Copy out the entries exactly, from the line containing "Detect and localize" through the line containing "x-tick-label: 0 xyxy=(84,561,91,572)", with both of those lines included.

Annotated element listings:

------------------------------

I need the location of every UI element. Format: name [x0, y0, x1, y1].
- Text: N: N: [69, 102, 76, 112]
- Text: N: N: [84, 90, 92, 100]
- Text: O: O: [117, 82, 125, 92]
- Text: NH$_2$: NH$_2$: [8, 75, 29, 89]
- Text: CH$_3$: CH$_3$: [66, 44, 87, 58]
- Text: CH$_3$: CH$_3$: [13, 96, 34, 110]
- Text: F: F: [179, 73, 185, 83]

------------------------------

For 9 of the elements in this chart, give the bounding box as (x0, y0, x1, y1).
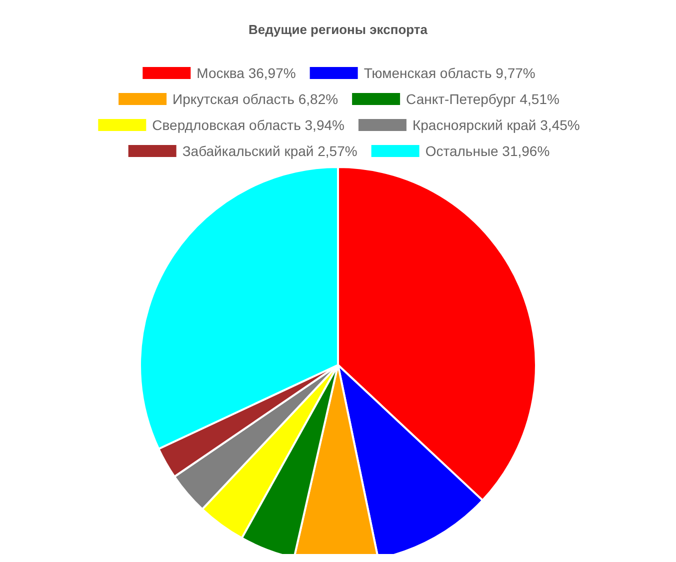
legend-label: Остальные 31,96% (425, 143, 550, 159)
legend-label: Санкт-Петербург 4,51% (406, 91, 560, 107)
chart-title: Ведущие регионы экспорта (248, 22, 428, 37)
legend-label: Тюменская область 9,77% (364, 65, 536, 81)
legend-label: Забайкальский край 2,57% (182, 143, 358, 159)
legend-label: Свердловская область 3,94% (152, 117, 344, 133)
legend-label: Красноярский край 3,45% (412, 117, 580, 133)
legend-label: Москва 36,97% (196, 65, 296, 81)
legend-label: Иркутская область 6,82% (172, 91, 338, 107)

------------------------------

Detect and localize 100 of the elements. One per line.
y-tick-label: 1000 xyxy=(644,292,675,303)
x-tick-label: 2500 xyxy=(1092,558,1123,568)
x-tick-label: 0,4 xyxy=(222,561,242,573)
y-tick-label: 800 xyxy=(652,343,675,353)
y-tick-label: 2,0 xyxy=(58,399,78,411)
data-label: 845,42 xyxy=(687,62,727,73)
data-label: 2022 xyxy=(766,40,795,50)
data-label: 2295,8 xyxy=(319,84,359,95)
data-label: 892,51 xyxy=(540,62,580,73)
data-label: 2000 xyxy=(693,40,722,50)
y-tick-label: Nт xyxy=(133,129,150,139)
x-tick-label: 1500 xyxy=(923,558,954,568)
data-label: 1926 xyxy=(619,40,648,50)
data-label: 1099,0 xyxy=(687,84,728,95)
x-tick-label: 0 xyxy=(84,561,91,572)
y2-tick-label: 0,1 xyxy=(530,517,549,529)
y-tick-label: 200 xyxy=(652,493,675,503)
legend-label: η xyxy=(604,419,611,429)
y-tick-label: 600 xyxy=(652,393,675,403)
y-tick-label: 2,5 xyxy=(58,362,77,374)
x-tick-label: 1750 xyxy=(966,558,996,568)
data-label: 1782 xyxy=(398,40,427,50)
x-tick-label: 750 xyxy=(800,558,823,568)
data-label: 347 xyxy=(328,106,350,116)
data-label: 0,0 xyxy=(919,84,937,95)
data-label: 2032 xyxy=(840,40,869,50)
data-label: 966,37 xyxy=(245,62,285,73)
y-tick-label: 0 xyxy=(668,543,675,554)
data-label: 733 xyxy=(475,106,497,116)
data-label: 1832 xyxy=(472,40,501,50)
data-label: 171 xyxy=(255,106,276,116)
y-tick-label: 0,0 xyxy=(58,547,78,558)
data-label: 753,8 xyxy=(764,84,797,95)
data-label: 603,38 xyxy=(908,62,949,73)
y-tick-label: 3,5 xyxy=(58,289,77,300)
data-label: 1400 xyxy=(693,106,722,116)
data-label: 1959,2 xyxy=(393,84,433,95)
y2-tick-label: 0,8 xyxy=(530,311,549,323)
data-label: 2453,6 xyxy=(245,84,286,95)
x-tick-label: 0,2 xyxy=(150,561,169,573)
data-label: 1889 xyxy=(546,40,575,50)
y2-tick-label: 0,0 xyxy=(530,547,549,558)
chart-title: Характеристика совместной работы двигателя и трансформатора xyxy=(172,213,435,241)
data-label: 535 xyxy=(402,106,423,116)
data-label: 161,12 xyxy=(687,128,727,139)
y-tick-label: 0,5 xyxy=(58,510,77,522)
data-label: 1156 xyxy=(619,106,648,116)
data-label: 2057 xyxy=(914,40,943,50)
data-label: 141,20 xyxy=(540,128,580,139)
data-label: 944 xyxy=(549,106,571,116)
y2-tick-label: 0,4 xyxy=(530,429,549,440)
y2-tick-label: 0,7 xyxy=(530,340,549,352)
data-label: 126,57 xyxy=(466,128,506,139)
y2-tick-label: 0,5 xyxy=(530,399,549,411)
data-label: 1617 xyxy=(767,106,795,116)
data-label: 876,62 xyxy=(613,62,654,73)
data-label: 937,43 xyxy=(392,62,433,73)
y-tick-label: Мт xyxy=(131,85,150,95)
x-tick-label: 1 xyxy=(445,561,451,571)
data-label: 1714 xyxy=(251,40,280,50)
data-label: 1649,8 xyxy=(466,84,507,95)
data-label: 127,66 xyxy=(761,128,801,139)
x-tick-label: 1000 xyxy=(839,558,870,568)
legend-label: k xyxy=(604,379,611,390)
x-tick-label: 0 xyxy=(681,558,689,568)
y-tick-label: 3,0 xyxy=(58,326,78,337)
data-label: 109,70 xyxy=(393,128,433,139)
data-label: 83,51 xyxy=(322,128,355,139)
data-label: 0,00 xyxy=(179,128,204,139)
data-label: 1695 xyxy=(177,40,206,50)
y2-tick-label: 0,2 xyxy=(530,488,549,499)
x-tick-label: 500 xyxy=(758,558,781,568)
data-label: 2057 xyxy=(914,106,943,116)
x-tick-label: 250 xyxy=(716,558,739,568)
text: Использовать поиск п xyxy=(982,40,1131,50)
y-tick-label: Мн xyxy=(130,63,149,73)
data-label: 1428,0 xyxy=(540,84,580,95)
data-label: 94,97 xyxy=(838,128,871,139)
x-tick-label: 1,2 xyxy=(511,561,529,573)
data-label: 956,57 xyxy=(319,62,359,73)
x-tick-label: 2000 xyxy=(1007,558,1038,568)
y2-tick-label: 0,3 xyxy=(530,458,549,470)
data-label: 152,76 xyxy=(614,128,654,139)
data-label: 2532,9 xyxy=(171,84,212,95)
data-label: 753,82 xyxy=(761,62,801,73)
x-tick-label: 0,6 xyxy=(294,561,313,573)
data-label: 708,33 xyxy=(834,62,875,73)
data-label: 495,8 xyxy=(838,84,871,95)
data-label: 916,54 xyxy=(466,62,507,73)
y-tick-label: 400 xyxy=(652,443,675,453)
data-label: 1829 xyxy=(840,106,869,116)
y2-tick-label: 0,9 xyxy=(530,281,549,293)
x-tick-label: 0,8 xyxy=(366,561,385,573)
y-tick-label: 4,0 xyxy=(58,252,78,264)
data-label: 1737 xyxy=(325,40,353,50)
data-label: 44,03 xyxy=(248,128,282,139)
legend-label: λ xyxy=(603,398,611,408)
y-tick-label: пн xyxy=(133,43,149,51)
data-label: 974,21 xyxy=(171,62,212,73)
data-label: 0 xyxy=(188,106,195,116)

------------------------------

Response to this exercise =
Detect and localize 100 of the elements. One per line.
y-tick-label: 1000 xyxy=(644,292,675,303)
x-tick-label: 2500 xyxy=(1092,558,1123,568)
x-tick-label: 0,4 xyxy=(222,561,242,573)
y-tick-label: 800 xyxy=(652,343,675,353)
y-tick-label: 2,0 xyxy=(58,399,78,411)
data-label: 845,42 xyxy=(687,62,727,73)
data-label: 2022 xyxy=(766,40,795,50)
data-label: 2295,8 xyxy=(319,84,359,95)
data-label: 892,51 xyxy=(540,62,580,73)
data-label: 2000 xyxy=(693,40,722,50)
y-tick-label: Nт xyxy=(133,129,150,139)
x-tick-label: 1500 xyxy=(923,558,954,568)
data-label: 1926 xyxy=(619,40,648,50)
data-label: 1099,0 xyxy=(687,84,728,95)
x-tick-label: 0 xyxy=(84,561,91,572)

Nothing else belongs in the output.